**Entries**
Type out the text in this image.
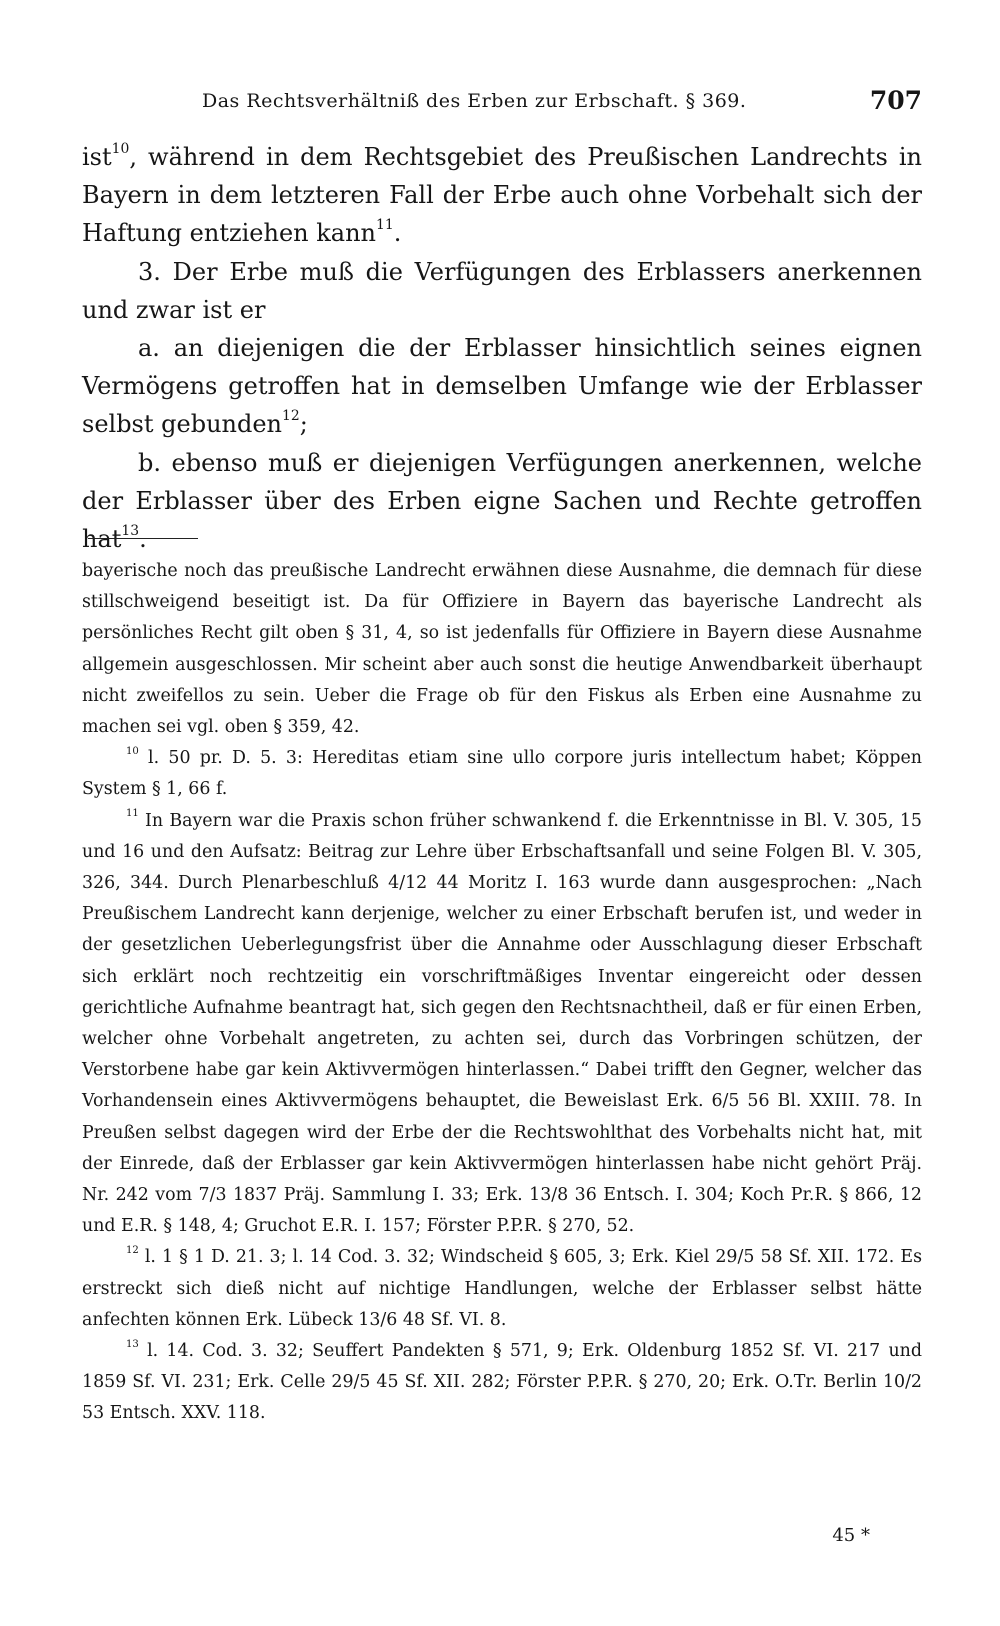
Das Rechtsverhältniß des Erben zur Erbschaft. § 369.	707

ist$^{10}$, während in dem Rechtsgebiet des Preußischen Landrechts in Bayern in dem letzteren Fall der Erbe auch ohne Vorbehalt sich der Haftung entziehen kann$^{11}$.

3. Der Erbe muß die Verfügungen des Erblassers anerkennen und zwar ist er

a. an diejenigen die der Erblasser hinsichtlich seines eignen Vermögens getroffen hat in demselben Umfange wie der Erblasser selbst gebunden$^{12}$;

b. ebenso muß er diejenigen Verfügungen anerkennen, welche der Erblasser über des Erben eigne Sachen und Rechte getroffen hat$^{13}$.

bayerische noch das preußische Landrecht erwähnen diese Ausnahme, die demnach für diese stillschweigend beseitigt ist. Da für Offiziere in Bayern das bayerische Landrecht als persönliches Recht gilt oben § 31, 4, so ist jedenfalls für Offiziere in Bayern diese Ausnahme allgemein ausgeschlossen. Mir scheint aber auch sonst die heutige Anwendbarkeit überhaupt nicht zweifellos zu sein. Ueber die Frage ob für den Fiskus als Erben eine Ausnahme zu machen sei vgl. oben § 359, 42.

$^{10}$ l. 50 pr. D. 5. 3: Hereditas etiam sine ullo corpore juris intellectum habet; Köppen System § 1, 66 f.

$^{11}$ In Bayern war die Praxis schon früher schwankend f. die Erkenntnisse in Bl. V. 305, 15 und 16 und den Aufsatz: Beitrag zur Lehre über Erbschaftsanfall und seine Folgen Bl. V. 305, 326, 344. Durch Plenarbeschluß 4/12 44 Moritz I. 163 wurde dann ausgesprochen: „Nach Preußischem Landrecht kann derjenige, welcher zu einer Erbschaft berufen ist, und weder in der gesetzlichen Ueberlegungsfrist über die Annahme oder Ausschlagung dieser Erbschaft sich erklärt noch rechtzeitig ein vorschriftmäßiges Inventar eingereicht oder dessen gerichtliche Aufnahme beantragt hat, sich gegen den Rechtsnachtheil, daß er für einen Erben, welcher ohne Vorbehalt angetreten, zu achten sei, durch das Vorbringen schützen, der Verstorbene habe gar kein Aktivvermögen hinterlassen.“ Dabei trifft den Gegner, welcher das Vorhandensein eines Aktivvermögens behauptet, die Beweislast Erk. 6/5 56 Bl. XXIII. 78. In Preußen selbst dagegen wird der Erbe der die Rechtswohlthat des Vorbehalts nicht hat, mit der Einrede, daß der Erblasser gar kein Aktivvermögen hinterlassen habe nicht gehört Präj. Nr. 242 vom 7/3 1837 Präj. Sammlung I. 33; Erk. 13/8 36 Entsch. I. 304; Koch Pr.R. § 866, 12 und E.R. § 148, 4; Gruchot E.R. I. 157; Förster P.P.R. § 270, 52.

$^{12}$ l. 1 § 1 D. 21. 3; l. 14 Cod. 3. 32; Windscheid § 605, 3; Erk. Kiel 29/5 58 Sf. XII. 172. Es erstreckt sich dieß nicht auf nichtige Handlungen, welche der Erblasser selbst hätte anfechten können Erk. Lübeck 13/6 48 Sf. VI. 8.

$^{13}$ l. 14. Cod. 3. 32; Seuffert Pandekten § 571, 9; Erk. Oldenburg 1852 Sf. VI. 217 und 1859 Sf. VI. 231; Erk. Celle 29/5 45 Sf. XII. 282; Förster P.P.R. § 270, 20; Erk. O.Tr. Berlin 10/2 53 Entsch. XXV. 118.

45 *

**Goal of the exercise**
Strip the images and reproduce the remaining records precisely.

**Solved problem**
Type out the text in this image.
Das Rechtsverhältniß des Erben zur Erbschaft. § 369.	707

ist$^{10}$, während in dem Rechtsgebiet des Preußischen Landrechts in Bayern in dem letzteren Fall der Erbe auch ohne Vorbehalt sich der Haftung entziehen kann$^{11}$.

3. Der Erbe muß die Verfügungen des Erblassers anerkennen und zwar ist er

a. an diejenigen die der Erblasser hinsichtlich seines eignen Vermögens getroffen hat in demselben Umfange wie der Erblasser selbst gebunden$^{12}$;

b. ebenso muß er diejenigen Verfügungen anerkennen, welche der Erblasser über des Erben eigne Sachen und Rechte getroffen hat$^{13}$.

bayerische noch das preußische Landrecht erwähnen diese Ausnahme, die demnach für diese stillschweigend beseitigt ist. Da für Offiziere in Bayern das bayerische Landrecht als persönliches Recht gilt oben § 31, 4, so ist jedenfalls für Offiziere in Bayern diese Ausnahme allgemein ausgeschlossen. Mir scheint aber auch sonst die heutige Anwendbarkeit überhaupt nicht zweifellos zu sein. Ueber die Frage ob für den Fiskus als Erben eine Ausnahme zu machen sei vgl. oben § 359, 42.

$^{10}$ l. 50 pr. D. 5. 3: Hereditas etiam sine ullo corpore juris intellectum habet; Köppen System § 1, 66 f.

$^{11}$ In Bayern war die Praxis schon früher schwankend f. die Erkenntnisse in Bl. V. 305, 15 und 16 und den Aufsatz: Beitrag zur Lehre über Erbschaftsanfall und seine Folgen Bl. V. 305, 326, 344. Durch Plenarbeschluß 4/12 44 Moritz I. 163 wurde dann ausgesprochen: „Nach Preußischem Landrecht kann derjenige, welcher zu einer Erbschaft berufen ist, und weder in der gesetzlichen Ueberlegungsfrist über die Annahme oder Ausschlagung dieser Erbschaft sich erklärt noch rechtzeitig ein vorschriftmäßiges Inventar eingereicht oder dessen gerichtliche Aufnahme beantragt hat, sich gegen den Rechtsnachtheil, daß er für einen Erben, welcher ohne Vorbehalt angetreten, zu achten sei, durch das Vorbringen schützen, der Verstorbene habe gar kein Aktivvermögen hinterlassen.“ Dabei trifft den Gegner, welcher das Vorhandensein eines Aktivvermögens behauptet, die Beweislast Erk. 6/5 56 Bl. XXIII. 78. In Preußen selbst dagegen wird der Erbe der die Rechtswohlthat des Vorbehalts nicht hat, mit der Einrede, daß der Erblasser gar kein Aktivvermögen hinterlassen habe nicht gehört Präj. Nr. 242 vom 7/3 1837 Präj. Sammlung I. 33; Erk. 13/8 36 Entsch. I. 304; Koch Pr.R. § 866, 12 und E.R. § 148, 4; Gruchot E.R. I. 157; Förster P.P.R. § 270, 52.

$^{12}$ l. 1 § 1 D. 21. 3; l. 14 Cod. 3. 32; Windscheid § 605, 3; Erk. Kiel 29/5 58 Sf. XII. 172. Es erstreckt sich dieß nicht auf nichtige Handlungen, welche der Erblasser selbst hätte anfechten können Erk. Lübeck 13/6 48 Sf. VI. 8.

$^{13}$ l. 14. Cod. 3. 32; Seuffert Pandekten § 571, 9; Erk. Oldenburg 1852 Sf. VI. 217 und 1859 Sf. VI. 231; Erk. Celle 29/5 45 Sf. XII. 282; Förster P.P.R. § 270, 20; Erk. O.Tr. Berlin 10/2 53 Entsch. XXV. 118.

45 *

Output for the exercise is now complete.